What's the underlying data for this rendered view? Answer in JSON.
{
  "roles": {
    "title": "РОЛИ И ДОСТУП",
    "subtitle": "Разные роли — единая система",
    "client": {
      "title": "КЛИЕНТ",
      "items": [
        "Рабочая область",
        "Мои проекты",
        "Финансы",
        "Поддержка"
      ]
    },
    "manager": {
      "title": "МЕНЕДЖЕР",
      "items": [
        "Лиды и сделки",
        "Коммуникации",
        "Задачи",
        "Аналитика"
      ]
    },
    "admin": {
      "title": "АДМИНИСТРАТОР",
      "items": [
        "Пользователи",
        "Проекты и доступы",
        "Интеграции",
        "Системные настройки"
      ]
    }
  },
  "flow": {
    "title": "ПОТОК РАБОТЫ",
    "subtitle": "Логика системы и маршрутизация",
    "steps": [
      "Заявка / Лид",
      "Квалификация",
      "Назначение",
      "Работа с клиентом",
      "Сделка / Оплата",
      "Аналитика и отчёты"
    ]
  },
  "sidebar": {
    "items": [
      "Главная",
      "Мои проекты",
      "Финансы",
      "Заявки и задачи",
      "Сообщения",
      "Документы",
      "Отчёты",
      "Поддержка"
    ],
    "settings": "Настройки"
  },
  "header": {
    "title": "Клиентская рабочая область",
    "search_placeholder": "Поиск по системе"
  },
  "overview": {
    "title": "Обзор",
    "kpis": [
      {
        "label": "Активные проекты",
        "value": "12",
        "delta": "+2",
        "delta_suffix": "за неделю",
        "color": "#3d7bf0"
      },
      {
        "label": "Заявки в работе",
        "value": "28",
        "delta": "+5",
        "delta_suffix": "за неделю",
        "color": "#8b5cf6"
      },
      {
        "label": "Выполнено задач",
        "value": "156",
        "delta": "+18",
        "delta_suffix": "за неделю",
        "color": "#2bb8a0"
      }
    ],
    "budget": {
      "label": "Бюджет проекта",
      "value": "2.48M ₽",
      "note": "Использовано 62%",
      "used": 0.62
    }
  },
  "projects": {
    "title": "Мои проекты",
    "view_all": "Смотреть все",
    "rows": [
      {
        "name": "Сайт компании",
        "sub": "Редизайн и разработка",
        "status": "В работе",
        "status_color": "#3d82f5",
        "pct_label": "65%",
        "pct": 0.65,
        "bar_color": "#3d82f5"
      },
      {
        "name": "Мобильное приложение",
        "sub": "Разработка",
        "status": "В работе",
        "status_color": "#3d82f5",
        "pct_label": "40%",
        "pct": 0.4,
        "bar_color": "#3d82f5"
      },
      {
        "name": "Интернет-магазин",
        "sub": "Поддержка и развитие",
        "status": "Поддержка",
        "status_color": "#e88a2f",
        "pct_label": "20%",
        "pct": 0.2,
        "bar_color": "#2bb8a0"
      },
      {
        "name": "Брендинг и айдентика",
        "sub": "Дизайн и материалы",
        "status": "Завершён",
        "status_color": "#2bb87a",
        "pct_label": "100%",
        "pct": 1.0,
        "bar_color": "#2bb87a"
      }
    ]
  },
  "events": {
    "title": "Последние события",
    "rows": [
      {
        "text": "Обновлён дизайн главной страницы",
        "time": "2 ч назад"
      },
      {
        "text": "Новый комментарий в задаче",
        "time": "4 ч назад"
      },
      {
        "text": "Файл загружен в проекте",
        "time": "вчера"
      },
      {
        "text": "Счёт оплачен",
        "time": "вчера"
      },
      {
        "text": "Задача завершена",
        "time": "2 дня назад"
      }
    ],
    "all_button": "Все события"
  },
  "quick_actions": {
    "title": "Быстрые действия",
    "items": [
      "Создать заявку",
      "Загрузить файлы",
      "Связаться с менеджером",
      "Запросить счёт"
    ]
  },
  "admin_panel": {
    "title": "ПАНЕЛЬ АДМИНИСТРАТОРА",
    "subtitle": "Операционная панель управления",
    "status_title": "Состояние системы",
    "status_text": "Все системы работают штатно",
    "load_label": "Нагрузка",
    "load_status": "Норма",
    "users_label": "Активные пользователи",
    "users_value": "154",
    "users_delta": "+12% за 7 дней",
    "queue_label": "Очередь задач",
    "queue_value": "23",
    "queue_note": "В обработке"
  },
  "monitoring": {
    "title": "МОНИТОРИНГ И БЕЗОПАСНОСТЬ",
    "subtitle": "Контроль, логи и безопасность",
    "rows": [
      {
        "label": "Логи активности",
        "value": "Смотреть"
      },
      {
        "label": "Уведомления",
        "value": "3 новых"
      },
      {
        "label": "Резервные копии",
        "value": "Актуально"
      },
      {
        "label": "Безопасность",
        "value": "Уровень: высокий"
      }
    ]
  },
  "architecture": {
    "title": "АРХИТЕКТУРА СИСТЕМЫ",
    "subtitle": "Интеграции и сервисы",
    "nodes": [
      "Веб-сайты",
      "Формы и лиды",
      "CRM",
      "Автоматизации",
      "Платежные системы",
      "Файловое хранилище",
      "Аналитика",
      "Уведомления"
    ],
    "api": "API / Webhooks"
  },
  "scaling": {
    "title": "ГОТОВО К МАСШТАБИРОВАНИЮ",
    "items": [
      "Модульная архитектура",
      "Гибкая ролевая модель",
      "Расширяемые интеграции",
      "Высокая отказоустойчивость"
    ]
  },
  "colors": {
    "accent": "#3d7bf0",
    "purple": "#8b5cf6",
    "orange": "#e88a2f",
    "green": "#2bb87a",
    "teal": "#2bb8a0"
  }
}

• • • • •

§ EXERCISE BRIEF: Would you reproduce the material above in full, exactly as given?

§ EXERCISE OUTPUT:
What's the underlying data for this rendered view? Answer in JSON.
{
  "roles": {
    "title": "РОЛИ И ДОСТУП",
    "subtitle": "Разные роли — единая система",
    "client": {
      "title": "КЛИЕНТ",
      "items": [
        "Рабочая область",
        "Мои проекты",
        "Финансы",
        "Поддержка"
      ]
    },
    "manager": {
      "title": "МЕНЕДЖЕР",
      "items": [
        "Лиды и сделки",
        "Коммуникации",
        "Задачи",
        "Аналитика"
      ]
    },
    "admin": {
      "title": "АДМИНИСТРАТОР",
      "items": [
        "Пользователи",
        "Проекты и доступы",
        "Интеграции",
        "Системные настройки"
      ]
    }
  },
  "flow": {
    "title": "ПОТОК РАБОТЫ",
    "subtitle": "Логика системы и маршрутизация",
    "steps": [
      "Заявка / Лид",
      "Квалификация",
      "Назначение",
      "Работа с клиентом",
      "Сделка / Оплата",
      "Аналитика и отчёты"
    ]
  },
  "sidebar": {
    "items": [
      "Главная",
      "Мои проекты",
      "Финансы",
      "Заявки и задачи",
      "Сообщения",
      "Документы",
      "Отчёты",
      "Поддержка"
    ],
    "settings": "Настройки"
  },
  "header": {
    "title": "Клиентская рабочая область",
    "search_placeholder": "Поиск по системе"
  },
  "overview": {
    "title": "Обзор",
    "kpis": [
      {
        "label": "Активные проекты",
        "value": "12",
        "delta": "+2",
        "delta_suffix": "за неделю",
        "color": "#3d7bf0"
      },
      {
        "label": "Заявки в работе",
        "value": "28",
        "delta": "+5",
        "delta_suffix": "за неделю",
        "color": "#8b5cf6"
      },
      {
        "label": "Выполнено задач",
        "value": "156",
        "delta": "+18",
        "delta_suffix": "за неделю",
        "color": "#2bb8a0"
      }
    ],
    "budget": {
      "label": "Бюджет проекта",
      "value": "2.48M ₽",
      "note": "Использовано 62%",
      "used": 0.62
    }
  },
  "projects": {
    "title": "Мои проекты",
    "view_all": "Смотреть все",
    "rows": [
      {
        "name": "Сайт компании",
        "sub": "Редизайн и разработка",
        "status": "В работе",
        "status_color": "#3d82f5",
        "pct_label": "65%",
        "pct": 0.65,
        "bar_color": "#3d82f5"
      },
      {
        "name": "Мобильное приложение",
        "sub": "Разработка",
        "status": "В работе",
        "status_color": "#3d82f5",
        "pct_label": "40%",
        "pct": 0.4,
        "bar_color": "#3d82f5"
      },
      {
        "name": "Интернет-магазин",
        "sub": "Поддержка и развитие",
        "status": "Поддержка",
        "status_color": "#e88a2f",
        "pct_label": "20%",
        "pct": 0.2,
        "bar_color": "#2bb8a0"
      },
      {
        "name": "Брендинг и айдентика",
        "sub": "Дизайн и материалы",
        "status": "Завершён",
        "status_color": "#2bb87a",
        "pct_label": "100%",
        "pct": 1.0,
        "bar_color": "#2bb87a"
      }
    ]
  },
  "events": {
    "title": "Последние события",
    "rows": [
      {
        "text": "Обновлён дизайн главной страницы",
        "time": "2 ч назад"
      },
      {
        "text": "Новый комментарий в задаче",
        "time": "4 ч назад"
      },
      {
        "text": "Файл загружен в проекте",
        "time": "вчера"
      },
      {
        "text": "Счёт оплачен",
        "time": "вчера"
      },
      {
        "text": "Задача завершена",
        "time": "2 дня назад"
      }
    ],
    "all_button": "Все события"
  },
  "quick_actions": {
    "title": "Быстрые действия",
    "items": [
      "Создать заявку",
      "Загрузить файлы",
      "Связаться с менеджером",
      "Запросить счёт"
    ]
  },
  "admin_panel": {
    "title": "ПАНЕЛЬ АДМИНИСТРАТОРА",
    "subtitle": "Операционная панель управления",
    "status_title": "Состояние системы",
    "status_text": "Все системы работают штатно",
    "load_label": "Нагрузка",
    "load_status": "Норма",
    "users_label": "Активные пользователи",
    "users_value": "154",
    "users_delta": "+12% за 7 дней",
    "queue_label": "Очередь задач",
    "queue_value": "23",
    "queue_note": "В обработке"
  },
  "monitoring": {
    "title": "МОНИТОРИНГ И БЕЗОПАСНОСТЬ",
    "subtitle": "Контроль, логи и безопасность",
    "rows": [
      {
        "label": "Логи активности",
        "value": "Смотреть"
      },
      {
        "label": "Уведомления",
        "value": "3 новых"
      },
      {
        "label": "Резервные копии",
        "value": "Актуально"
      },
      {
        "label": "Безопасность",
        "value": "Уровень: высокий"
      }
    ]
  },
  "architecture": {
    "title": "АРХИТЕКТУРА СИСТЕМЫ",
    "subtitle": "Интеграции и сервисы",
    "nodes": [
      "Веб-сайты",
      "Формы и лиды",
      "CRM",
      "Автоматизации",
      "Платежные системы",
      "Файловое хранилище",
      "Аналитика",
      "Уведомления"
    ],
    "api": "API / Webhooks"
  },
  "scaling": {
    "title": "ГОТОВО К МАСШТАБИРОВАНИЮ",
    "items": [
      "Модульная архитектура",
      "Гибкая ролевая модель",
      "Расширяемые интеграции",
      "Высокая отказоустойчивость"
    ]
  },
  "colors": {
    "accent": "#3d7bf0",
    "purple": "#8b5cf6",
    "orange": "#e88a2f",
    "green": "#2bb87a",
    "teal": "#2bb8a0"
  }
}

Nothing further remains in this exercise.